[Records from a collection of figures]

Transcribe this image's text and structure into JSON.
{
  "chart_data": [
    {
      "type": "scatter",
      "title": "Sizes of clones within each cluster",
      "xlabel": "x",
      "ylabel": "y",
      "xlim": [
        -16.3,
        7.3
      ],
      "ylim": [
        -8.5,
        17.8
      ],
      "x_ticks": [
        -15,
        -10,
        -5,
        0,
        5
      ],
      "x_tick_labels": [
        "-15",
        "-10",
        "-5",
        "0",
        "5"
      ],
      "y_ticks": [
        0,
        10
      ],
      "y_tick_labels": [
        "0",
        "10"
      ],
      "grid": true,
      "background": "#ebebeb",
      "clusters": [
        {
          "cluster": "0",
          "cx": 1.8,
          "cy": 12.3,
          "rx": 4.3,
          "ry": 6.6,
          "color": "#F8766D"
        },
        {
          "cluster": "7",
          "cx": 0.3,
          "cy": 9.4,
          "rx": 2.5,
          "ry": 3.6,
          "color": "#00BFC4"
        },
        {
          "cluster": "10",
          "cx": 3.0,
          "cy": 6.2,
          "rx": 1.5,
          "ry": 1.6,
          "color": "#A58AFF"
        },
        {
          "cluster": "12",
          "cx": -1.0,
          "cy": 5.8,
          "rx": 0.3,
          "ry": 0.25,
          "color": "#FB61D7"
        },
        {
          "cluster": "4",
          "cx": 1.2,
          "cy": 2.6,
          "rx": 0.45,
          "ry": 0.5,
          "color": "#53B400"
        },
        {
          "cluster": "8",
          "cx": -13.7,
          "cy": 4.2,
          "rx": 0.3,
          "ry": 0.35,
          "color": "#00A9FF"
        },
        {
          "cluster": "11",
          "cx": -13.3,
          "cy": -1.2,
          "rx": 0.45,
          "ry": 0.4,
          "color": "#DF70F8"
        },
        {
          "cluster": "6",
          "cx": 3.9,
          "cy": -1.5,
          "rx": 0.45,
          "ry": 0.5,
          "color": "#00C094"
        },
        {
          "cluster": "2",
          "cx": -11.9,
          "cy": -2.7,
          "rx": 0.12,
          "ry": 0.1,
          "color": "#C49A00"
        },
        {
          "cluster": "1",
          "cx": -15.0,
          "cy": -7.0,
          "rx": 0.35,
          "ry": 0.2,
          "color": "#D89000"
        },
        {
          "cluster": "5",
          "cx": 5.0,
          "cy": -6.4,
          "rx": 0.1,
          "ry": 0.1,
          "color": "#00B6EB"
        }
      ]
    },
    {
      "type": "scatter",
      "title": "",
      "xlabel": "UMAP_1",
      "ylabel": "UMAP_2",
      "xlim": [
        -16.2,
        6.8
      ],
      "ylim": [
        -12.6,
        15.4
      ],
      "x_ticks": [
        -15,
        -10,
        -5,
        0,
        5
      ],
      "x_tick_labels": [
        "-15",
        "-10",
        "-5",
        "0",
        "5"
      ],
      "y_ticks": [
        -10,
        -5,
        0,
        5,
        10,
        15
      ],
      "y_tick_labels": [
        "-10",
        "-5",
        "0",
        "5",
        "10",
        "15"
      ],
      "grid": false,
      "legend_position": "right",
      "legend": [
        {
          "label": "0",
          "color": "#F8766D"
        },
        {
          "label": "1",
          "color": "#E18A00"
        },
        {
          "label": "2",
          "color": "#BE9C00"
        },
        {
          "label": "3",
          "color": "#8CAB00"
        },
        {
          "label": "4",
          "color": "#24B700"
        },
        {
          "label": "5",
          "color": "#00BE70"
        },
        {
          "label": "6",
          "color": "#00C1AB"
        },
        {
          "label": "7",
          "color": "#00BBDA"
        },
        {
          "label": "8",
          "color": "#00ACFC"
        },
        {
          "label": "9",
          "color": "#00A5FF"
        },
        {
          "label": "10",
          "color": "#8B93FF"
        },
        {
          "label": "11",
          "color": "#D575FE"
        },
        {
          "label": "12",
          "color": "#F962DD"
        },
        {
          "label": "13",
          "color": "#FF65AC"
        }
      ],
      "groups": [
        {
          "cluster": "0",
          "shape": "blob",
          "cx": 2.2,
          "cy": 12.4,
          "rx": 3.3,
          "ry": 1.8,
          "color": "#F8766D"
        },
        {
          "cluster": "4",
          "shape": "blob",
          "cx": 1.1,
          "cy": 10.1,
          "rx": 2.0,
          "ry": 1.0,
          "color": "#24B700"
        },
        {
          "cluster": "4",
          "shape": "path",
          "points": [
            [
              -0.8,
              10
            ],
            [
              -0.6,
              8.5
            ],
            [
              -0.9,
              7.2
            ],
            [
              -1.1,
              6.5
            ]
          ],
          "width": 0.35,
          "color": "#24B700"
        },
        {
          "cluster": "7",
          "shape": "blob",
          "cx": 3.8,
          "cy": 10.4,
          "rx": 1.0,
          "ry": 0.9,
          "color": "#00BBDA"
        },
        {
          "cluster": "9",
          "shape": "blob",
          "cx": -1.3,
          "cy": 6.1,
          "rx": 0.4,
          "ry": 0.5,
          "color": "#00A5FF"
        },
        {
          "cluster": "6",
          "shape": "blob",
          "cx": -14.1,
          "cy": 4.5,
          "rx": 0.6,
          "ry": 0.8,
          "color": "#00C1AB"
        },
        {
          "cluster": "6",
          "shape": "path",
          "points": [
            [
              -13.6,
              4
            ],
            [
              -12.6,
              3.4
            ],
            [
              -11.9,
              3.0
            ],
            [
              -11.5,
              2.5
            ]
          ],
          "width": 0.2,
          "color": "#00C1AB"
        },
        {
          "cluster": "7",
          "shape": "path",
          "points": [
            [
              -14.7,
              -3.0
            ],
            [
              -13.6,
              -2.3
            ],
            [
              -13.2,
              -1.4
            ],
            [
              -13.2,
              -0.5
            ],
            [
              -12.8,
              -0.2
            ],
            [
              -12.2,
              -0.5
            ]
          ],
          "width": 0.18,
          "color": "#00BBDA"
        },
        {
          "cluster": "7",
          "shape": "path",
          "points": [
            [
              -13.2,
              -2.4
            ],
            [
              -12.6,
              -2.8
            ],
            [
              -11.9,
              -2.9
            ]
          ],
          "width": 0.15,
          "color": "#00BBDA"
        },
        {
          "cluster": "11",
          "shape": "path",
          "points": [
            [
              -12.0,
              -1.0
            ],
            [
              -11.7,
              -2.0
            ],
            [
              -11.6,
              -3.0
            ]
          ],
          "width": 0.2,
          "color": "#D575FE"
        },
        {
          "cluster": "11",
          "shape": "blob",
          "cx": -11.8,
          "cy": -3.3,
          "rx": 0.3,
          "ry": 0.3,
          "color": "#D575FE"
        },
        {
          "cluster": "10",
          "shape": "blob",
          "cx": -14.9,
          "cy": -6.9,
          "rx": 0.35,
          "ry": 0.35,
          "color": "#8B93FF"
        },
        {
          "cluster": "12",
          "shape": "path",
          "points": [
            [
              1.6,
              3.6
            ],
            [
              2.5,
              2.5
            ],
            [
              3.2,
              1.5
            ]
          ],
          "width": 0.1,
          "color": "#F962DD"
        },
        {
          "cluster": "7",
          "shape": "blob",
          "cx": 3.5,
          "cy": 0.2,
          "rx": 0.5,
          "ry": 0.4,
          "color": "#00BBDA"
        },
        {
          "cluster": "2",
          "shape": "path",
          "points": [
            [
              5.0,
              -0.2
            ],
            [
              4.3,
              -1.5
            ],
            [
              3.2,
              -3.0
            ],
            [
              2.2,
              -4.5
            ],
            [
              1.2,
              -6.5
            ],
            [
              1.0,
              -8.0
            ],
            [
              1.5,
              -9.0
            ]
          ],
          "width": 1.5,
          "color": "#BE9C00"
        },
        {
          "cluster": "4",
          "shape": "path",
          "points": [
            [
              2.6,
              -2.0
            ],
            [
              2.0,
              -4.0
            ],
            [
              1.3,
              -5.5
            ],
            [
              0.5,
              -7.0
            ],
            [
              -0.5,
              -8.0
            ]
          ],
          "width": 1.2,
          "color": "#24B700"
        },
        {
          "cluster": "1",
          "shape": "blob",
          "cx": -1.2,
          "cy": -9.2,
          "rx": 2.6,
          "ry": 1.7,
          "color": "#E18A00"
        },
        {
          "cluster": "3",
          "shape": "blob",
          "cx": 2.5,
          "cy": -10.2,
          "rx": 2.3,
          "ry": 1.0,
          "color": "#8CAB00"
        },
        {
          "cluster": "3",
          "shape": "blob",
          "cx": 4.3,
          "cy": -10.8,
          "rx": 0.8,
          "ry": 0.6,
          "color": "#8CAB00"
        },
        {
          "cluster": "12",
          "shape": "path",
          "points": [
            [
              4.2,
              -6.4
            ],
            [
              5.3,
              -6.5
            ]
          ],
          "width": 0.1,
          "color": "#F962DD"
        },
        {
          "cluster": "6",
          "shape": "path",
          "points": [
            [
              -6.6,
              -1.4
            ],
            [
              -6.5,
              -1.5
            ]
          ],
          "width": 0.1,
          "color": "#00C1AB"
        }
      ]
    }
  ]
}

▸ AIM: Scan the material above. Copy each line that holds the word "title".

▸ SOLUTION TO THIS PROBLEM:
      "title": "Sizes of clones within each cluster",
      "title": "",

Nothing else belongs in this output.